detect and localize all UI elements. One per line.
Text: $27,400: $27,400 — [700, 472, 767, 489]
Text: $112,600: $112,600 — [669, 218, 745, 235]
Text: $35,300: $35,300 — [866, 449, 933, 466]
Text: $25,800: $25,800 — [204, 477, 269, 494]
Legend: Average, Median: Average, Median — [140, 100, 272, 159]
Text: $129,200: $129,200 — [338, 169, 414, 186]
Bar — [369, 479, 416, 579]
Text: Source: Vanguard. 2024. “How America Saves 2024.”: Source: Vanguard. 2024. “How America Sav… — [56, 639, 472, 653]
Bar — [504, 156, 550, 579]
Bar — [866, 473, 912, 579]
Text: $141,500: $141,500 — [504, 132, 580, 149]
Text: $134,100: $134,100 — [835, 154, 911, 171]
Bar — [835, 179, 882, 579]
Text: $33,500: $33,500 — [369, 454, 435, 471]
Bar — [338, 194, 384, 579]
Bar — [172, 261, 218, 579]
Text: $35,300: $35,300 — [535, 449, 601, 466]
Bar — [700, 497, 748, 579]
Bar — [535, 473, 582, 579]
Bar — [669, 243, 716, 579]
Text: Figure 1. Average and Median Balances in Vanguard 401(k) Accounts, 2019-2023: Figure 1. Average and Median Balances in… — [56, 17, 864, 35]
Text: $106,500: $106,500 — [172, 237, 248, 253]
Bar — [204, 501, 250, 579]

#####

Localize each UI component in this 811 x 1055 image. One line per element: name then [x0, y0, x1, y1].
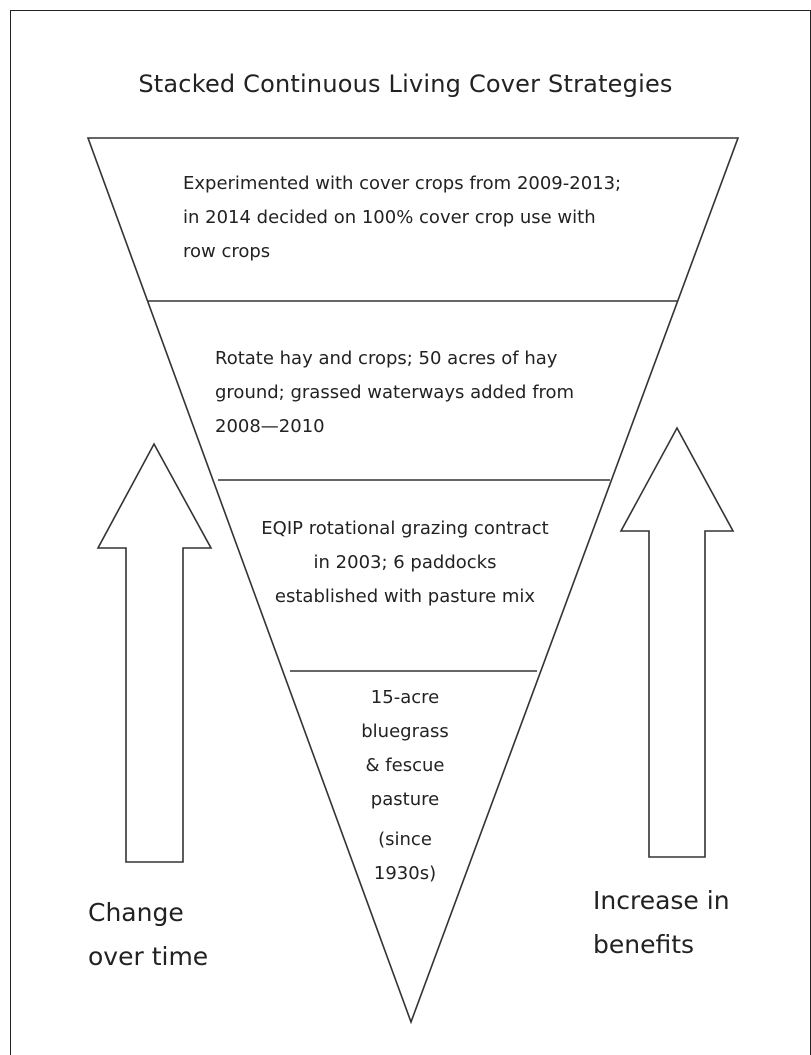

#####

-- Required task --
Lay out the rows from the line with "detect and localize" to the line with "Bar — [204, 501, 250, 579]" as a two-column CSV with the columns instruction and output. Put each instruction and its answer on one line, each in a single quoted field, with line breaks turned into spaces.

-- Written solution --
instruction,output
"detect and localize all UI elements. One per line.","Text: $27,400: $27,400 — [700, 472, 767, 489] Text: $112,600: $112,600 — [669, 218, 745, 235] Text: $35,300: $35,300 — [866, 449, 933, 466] Text: $25,800: $25,800 — [204, 477, 269, 494] Legend: Average, Median: Average, Median — [140, 100, 272, 159] Text: $129,200: $129,200 — [338, 169, 414, 186] Bar — [369, 479, 416, 579] Text: Source: Vanguard. 2024. “How America Saves 2024.”: Source: Vanguard. 2024. “How America Sav… — [56, 639, 472, 653] Bar — [504, 156, 550, 579] Bar — [866, 473, 912, 579] Text: $141,500: $141,500 — [504, 132, 580, 149] Text: $134,100: $134,100 — [835, 154, 911, 171] Bar — [835, 179, 882, 579] Text: $33,500: $33,500 — [369, 454, 435, 471] Bar — [338, 194, 384, 579] Bar — [172, 261, 218, 579] Text: $35,300: $35,300 — [535, 449, 601, 466] Bar — [700, 497, 748, 579] Bar — [535, 473, 582, 579] Bar — [669, 243, 716, 579] Text: Figure 1. Average and Median Balances in Vanguard 401(k) Accounts, 2019-2023: Figure 1. Average and Median Balances in… — [56, 17, 864, 35] Text: $106,500: $106,500 — [172, 237, 248, 253] Bar — [204, 501, 250, 579]"